- DATA EXTRACT
** begin **

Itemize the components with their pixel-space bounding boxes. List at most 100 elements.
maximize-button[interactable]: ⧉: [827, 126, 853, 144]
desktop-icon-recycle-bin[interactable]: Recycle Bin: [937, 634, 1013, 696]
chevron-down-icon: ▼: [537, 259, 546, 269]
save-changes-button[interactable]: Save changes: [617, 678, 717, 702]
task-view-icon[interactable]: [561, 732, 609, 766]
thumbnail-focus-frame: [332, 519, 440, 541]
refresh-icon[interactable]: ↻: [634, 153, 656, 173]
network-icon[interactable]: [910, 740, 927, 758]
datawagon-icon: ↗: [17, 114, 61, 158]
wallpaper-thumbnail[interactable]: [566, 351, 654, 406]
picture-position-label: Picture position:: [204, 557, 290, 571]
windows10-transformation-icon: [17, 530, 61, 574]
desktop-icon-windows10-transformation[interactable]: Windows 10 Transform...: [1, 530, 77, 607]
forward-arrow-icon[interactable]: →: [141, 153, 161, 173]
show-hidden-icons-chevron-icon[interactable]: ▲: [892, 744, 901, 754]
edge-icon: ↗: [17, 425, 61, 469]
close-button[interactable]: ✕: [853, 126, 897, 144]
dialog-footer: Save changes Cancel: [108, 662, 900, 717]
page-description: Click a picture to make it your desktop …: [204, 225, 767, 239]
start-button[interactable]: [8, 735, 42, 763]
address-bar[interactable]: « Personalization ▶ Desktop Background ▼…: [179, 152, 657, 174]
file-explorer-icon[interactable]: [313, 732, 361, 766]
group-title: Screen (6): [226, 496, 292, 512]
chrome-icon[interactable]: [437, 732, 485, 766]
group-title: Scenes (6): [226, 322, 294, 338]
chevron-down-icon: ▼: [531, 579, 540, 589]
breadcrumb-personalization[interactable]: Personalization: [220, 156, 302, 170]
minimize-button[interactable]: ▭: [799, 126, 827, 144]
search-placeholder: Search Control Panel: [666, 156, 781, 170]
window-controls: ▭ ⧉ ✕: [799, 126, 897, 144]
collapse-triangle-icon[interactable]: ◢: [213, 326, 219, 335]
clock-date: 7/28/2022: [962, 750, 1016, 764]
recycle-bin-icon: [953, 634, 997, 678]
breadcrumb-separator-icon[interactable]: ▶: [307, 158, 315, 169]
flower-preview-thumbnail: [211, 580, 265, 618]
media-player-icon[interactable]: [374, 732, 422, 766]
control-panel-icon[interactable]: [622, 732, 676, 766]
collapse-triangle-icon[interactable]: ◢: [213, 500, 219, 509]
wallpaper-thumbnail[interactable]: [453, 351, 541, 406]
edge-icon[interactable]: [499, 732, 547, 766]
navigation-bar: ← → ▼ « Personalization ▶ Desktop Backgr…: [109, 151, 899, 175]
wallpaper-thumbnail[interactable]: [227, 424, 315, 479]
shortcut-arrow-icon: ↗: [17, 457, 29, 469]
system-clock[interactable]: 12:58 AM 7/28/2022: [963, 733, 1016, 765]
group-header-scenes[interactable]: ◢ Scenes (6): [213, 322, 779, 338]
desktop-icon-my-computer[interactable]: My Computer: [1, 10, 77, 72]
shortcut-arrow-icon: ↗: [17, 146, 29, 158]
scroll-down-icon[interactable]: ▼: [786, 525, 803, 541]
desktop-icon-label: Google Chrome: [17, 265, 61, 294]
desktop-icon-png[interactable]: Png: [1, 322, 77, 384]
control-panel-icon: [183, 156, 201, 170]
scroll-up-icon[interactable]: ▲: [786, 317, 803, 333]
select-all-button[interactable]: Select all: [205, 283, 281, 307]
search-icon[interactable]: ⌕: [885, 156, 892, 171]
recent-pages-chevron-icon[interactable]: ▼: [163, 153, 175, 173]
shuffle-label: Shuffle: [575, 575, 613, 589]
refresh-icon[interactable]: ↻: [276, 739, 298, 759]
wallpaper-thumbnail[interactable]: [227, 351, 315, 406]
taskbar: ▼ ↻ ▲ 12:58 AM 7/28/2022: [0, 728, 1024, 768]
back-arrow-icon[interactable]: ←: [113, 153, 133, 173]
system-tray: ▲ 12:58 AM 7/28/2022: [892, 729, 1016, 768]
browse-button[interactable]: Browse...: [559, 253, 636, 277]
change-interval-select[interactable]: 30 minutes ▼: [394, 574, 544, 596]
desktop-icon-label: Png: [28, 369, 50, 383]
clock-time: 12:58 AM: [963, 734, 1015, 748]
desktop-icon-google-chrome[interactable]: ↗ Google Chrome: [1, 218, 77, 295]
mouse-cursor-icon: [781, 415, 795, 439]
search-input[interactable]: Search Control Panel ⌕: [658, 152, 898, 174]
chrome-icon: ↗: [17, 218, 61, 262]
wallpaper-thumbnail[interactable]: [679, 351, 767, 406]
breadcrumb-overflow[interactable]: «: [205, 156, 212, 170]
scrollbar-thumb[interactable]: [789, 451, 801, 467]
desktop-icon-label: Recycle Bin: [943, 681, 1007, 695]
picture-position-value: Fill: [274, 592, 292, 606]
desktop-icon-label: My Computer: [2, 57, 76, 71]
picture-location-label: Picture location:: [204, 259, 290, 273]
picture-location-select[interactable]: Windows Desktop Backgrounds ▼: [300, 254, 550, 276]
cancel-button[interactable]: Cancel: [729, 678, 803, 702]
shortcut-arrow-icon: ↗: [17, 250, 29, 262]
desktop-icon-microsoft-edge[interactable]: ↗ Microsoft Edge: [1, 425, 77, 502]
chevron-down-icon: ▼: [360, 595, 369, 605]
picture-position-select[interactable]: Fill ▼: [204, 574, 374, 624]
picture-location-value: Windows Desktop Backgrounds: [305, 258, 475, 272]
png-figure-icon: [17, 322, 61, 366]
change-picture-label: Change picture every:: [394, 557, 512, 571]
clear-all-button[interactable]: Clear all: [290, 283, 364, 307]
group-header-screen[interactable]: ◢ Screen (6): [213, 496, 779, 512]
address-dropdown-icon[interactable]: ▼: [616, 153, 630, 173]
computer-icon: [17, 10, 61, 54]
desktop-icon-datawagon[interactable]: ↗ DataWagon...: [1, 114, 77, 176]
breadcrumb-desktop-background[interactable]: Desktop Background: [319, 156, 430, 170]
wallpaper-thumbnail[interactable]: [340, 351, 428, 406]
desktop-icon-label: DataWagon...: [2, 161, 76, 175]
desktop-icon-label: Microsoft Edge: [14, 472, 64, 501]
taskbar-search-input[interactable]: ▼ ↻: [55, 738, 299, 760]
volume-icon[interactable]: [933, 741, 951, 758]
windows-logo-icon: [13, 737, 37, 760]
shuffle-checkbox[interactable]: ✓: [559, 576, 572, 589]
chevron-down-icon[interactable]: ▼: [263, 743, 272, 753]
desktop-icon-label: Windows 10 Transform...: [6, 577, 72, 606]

** end **

- EXERCISE PROMPT
Present every line of the entries above as a numbered list, leaving out any blank lines.

- THE RESPONSE
1. Itemize the components with their pixel-space bounding boxes. List at most 100 elements.
2. maximize-button[interactable]: ⧉: [827, 126, 853, 144]
3. desktop-icon-recycle-bin[interactable]: Recycle Bin: [937, 634, 1013, 696]
4. chevron-down-icon: ▼: [537, 259, 546, 269]
5. save-changes-button[interactable]: Save changes: [617, 678, 717, 702]
6. task-view-icon[interactable]: [561, 732, 609, 766]
7. thumbnail-focus-frame: [332, 519, 440, 541]
8. refresh-icon[interactable]: ↻: [634, 153, 656, 173]
9. network-icon[interactable]: [910, 740, 927, 758]
10. datawagon-icon: ↗: [17, 114, 61, 158]
11. wallpaper-thumbnail[interactable]: [566, 351, 654, 406]
12. picture-position-label: Picture position:: [204, 557, 290, 571]
13. windows10-transformation-icon: [17, 530, 61, 574]
14. desktop-icon-windows10-transformation[interactable]: Windows 10 Transform...: [1, 530, 77, 607]
15. forward-arrow-icon[interactable]: →: [141, 153, 161, 173]
16. show-hidden-icons-chevron-icon[interactable]: ▲: [892, 744, 901, 754]
17. edge-icon: ↗: [17, 425, 61, 469]
18. close-button[interactable]: ✕: [853, 126, 897, 144]
19. dialog-footer: Save changes Cancel: [108, 662, 900, 717]
20. page-description: Click a picture to make it your desktop …: [204, 225, 767, 239]
21. start-button[interactable]: [8, 735, 42, 763]
22. address-bar[interactable]: « Personalization ▶ Desktop Background ▼…: [179, 152, 657, 174]
23. file-explorer-icon[interactable]: [313, 732, 361, 766]
24. group-title: Screen (6): [226, 496, 292, 512]
25. chrome-icon[interactable]: [437, 732, 485, 766]
26. group-title: Scenes (6): [226, 322, 294, 338]
27. chevron-down-icon: ▼: [531, 579, 540, 589]
28. breadcrumb-personalization[interactable]: Personalization: [220, 156, 302, 170]
29. minimize-button[interactable]: ▭: [799, 126, 827, 144]
30. search-placeholder: Search Control Panel: [666, 156, 781, 170]
31. window-controls: ▭ ⧉ ✕: [799, 126, 897, 144]
32. collapse-triangle-icon[interactable]: ◢: [213, 326, 219, 335]
33. clock-date: 7/28/2022: [962, 750, 1016, 764]
34. recycle-bin-icon: [953, 634, 997, 678]
35. breadcrumb-separator-icon[interactable]: ▶: [307, 158, 315, 169]
36. flower-preview-thumbnail: [211, 580, 265, 618]
37. media-player-icon[interactable]: [374, 732, 422, 766]
38. control-panel-icon[interactable]: [622, 732, 676, 766]
39. collapse-triangle-icon[interactable]: ◢: [213, 500, 219, 509]
40. wallpaper-thumbnail[interactable]: [453, 351, 541, 406]
41. edge-icon[interactable]: [499, 732, 547, 766]
42. navigation-bar: ← → ▼ « Personalization ▶ Desktop Backgr…: [109, 151, 899, 175]
43. wallpaper-thumbnail[interactable]: [227, 424, 315, 479]
44. shortcut-arrow-icon: ↗: [17, 457, 29, 469]
45. system-clock[interactable]: 12:58 AM 7/28/2022: [963, 733, 1016, 765]
46. group-header-scenes[interactable]: ◢ Scenes (6): [213, 322, 779, 338]
47. desktop-icon-my-computer[interactable]: My Computer: [1, 10, 77, 72]
48. shortcut-arrow-icon: ↗: [17, 146, 29, 158]
49. scroll-down-icon[interactable]: ▼: [786, 525, 803, 541]
50. desktop-icon-label: Google Chrome: [17, 265, 61, 294]
51. desktop-icon-png[interactable]: Png: [1, 322, 77, 384]
52. control-panel-icon: [183, 156, 201, 170]
53. scroll-up-icon[interactable]: ▲: [786, 317, 803, 333]
54. select-all-button[interactable]: Select all: [205, 283, 281, 307]
55. search-icon[interactable]: ⌕: [885, 156, 892, 171]
56. recent-pages-chevron-icon[interactable]: ▼: [163, 153, 175, 173]
57. shuffle-label: Shuffle: [575, 575, 613, 589]
58. refresh-icon[interactable]: ↻: [276, 739, 298, 759]
59. wallpaper-thumbnail[interactable]: [227, 351, 315, 406]
60. taskbar: ▼ ↻ ▲ 12:58 AM 7/28/2022: [0, 728, 1024, 768]
61. back-arrow-icon[interactable]: ←: [113, 153, 133, 173]
62. system-tray: ▲ 12:58 AM 7/28/2022: [892, 729, 1016, 768]
63. browse-button[interactable]: Browse...: [559, 253, 636, 277]
64. change-interval-select[interactable]: 30 minutes ▼: [394, 574, 544, 596]
65. desktop-icon-label: Png: [28, 369, 50, 383]
66. clock-time: 12:58 AM: [963, 734, 1015, 748]
67. desktop-icon-google-chrome[interactable]: ↗ Google Chrome: [1, 218, 77, 295]
68. mouse-cursor-icon: [781, 415, 795, 439]
69. search-input[interactable]: Search Control Panel ⌕: [658, 152, 898, 174]
70. chrome-icon: ↗: [17, 218, 61, 262]
71. wallpaper-thumbnail[interactable]: [679, 351, 767, 406]
72. breadcrumb-overflow[interactable]: «: [205, 156, 212, 170]
73. scrollbar-thumb[interactable]: [789, 451, 801, 467]
74. desktop-icon-label: Recycle Bin: [943, 681, 1007, 695]
75. picture-position-value: Fill: [274, 592, 292, 606]
76. desktop-icon-label: My Computer: [2, 57, 76, 71]
77. picture-location-label: Picture location:: [204, 259, 290, 273]
78. picture-location-select[interactable]: Windows Desktop Backgrounds ▼: [300, 254, 550, 276]
79. cancel-button[interactable]: Cancel: [729, 678, 803, 702]
80. shortcut-arrow-icon: ↗: [17, 250, 29, 262]
81. desktop-icon-microsoft-edge[interactable]: ↗ Microsoft Edge: [1, 425, 77, 502]
82. chevron-down-icon: ▼: [360, 595, 369, 605]
83. picture-position-select[interactable]: Fill ▼: [204, 574, 374, 624]
84. picture-location-value: Windows Desktop Backgrounds: [305, 258, 475, 272]
85. png-figure-icon: [17, 322, 61, 366]
86. change-picture-label: Change picture every:: [394, 557, 512, 571]
87. clear-all-button[interactable]: Clear all: [290, 283, 364, 307]
88. group-header-screen[interactable]: ◢ Screen (6): [213, 496, 779, 512]
89. address-dropdown-icon[interactable]: ▼: [616, 153, 630, 173]
90. computer-icon: [17, 10, 61, 54]
91. desktop-icon-datawagon[interactable]: ↗ DataWagon...: [1, 114, 77, 176]
92. breadcrumb-desktop-background[interactable]: Desktop Background: [319, 156, 430, 170]
93. wallpaper-thumbnail[interactable]: [340, 351, 428, 406]
94. desktop-icon-label: DataWagon...: [2, 161, 76, 175]
95. desktop-icon-label: Microsoft Edge: [14, 472, 64, 501]
96. taskbar-search-input[interactable]: ▼ ↻: [55, 738, 299, 760]
97. volume-icon[interactable]: [933, 741, 951, 758]
98. windows-logo-icon: [13, 737, 37, 760]
99. shuffle-checkbox[interactable]: ✓: [559, 576, 572, 589]
100. chevron-down-icon[interactable]: ▼: [263, 743, 272, 753]
101. desktop-icon-label: Windows 10 Transform...: [6, 577, 72, 606]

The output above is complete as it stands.